--- GOAL OF THE EXERCISE ---
Would you pull out every line of the material that contains the string "буття"?

--- MATERIAL PROVIDED ---
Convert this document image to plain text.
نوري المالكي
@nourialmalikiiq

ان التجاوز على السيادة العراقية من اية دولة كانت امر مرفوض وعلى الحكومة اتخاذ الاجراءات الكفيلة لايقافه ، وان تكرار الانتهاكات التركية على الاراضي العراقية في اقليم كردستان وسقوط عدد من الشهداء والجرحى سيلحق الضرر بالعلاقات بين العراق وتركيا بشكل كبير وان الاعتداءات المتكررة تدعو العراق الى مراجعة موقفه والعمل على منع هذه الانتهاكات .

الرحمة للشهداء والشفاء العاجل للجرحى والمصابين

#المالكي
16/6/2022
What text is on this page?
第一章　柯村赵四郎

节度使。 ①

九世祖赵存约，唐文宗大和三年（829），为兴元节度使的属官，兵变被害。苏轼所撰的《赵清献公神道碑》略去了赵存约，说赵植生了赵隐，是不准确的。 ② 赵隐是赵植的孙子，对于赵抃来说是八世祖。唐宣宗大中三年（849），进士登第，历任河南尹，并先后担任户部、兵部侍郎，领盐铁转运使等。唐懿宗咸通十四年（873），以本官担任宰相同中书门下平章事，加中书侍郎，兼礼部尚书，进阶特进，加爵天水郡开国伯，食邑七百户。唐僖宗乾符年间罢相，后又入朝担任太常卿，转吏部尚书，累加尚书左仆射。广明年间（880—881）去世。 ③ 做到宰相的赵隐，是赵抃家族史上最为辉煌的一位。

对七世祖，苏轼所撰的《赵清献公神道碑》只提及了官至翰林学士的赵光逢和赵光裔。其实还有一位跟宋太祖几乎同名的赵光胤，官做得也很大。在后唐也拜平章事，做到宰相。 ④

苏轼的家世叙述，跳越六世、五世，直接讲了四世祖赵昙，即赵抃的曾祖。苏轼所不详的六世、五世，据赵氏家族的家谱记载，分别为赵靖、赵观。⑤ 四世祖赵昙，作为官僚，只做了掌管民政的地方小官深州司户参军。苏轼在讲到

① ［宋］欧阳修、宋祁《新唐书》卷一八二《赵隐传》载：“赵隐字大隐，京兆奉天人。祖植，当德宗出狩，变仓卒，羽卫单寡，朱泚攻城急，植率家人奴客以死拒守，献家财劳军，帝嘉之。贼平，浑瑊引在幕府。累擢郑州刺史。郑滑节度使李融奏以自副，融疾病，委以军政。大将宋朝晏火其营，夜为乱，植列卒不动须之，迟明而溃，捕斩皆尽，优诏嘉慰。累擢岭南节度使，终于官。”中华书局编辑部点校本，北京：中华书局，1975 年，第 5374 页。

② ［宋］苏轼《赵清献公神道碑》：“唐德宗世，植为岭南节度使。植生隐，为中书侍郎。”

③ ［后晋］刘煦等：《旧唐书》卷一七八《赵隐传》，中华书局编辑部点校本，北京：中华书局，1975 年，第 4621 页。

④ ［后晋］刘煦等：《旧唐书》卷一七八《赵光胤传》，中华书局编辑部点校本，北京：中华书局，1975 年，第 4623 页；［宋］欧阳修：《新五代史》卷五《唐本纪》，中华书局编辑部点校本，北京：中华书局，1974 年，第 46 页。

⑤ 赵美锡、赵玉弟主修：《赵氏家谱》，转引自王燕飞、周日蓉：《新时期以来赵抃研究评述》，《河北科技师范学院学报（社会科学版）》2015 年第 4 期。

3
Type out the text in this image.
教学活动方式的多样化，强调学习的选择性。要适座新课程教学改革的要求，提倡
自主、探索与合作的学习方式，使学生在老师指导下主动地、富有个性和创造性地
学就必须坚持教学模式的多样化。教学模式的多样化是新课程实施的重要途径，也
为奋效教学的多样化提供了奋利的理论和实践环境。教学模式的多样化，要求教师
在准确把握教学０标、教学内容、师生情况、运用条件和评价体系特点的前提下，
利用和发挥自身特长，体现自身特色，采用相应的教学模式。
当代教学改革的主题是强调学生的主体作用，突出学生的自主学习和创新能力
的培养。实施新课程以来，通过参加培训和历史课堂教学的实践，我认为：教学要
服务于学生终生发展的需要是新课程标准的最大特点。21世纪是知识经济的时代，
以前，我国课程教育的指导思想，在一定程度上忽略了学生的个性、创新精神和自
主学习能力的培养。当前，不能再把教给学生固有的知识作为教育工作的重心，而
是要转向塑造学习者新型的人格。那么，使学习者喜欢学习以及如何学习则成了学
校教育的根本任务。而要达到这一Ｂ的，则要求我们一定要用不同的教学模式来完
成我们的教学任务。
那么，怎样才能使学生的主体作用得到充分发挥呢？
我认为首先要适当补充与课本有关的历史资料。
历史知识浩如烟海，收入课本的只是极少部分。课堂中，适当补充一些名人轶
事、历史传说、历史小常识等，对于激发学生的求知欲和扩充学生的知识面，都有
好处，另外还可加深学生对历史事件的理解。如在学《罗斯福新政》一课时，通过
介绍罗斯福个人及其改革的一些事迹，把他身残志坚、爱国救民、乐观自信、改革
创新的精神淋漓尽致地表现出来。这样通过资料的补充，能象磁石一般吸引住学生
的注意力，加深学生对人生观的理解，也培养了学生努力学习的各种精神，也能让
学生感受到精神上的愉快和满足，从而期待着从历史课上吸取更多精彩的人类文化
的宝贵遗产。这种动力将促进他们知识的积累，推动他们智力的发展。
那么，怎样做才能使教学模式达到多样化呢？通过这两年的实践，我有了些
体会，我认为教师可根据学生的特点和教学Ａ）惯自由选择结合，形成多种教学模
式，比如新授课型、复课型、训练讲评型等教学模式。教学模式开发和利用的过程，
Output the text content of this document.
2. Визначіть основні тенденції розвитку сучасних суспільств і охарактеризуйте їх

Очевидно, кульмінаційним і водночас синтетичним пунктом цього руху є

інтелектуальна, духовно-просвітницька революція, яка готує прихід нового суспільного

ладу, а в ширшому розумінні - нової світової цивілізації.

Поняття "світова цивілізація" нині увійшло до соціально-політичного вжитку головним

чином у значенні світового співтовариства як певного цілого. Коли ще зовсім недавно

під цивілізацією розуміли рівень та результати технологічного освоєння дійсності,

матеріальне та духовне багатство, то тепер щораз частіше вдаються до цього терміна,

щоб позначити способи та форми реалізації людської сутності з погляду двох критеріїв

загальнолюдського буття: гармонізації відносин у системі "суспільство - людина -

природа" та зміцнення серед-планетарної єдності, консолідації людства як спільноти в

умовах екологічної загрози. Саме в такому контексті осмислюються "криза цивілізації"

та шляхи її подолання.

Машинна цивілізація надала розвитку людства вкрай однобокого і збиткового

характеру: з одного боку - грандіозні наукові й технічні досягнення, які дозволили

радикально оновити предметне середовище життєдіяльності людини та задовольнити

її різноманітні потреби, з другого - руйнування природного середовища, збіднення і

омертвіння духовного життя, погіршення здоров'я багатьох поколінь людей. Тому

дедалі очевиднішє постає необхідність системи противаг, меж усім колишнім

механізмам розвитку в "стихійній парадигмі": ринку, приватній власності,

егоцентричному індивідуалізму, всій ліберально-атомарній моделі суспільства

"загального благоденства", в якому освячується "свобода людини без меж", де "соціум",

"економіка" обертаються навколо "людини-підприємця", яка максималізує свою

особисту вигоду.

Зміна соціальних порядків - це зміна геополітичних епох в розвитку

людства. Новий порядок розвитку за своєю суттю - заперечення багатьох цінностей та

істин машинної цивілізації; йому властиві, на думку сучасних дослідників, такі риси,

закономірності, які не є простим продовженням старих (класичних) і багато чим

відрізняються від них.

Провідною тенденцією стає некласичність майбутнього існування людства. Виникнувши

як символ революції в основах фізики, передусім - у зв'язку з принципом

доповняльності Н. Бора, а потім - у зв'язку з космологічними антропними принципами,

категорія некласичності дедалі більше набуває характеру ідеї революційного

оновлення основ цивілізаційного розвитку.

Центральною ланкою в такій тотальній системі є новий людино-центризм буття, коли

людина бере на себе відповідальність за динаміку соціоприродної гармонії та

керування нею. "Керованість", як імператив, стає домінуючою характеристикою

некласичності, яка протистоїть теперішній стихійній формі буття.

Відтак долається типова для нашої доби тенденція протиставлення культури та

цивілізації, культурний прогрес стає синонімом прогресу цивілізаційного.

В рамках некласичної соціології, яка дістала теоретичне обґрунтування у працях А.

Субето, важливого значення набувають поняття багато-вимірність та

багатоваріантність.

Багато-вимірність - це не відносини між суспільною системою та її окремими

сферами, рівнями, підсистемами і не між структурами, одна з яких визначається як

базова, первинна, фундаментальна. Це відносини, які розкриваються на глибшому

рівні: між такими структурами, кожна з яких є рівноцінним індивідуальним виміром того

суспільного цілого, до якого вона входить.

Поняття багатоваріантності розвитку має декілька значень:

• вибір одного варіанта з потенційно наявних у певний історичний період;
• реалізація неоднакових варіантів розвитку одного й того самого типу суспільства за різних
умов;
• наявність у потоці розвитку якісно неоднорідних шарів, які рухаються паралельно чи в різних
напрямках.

--- SOLUTION FOR THIS PROBLEM ---
загальнолюдського буття: гармонізації відносин у системі "суспільство - людина -
Центральною ланкою в такій тотальній системі є новий людино-центризм буття, коли
некласичності, яка протистоїть теперішній стихійній формі буття.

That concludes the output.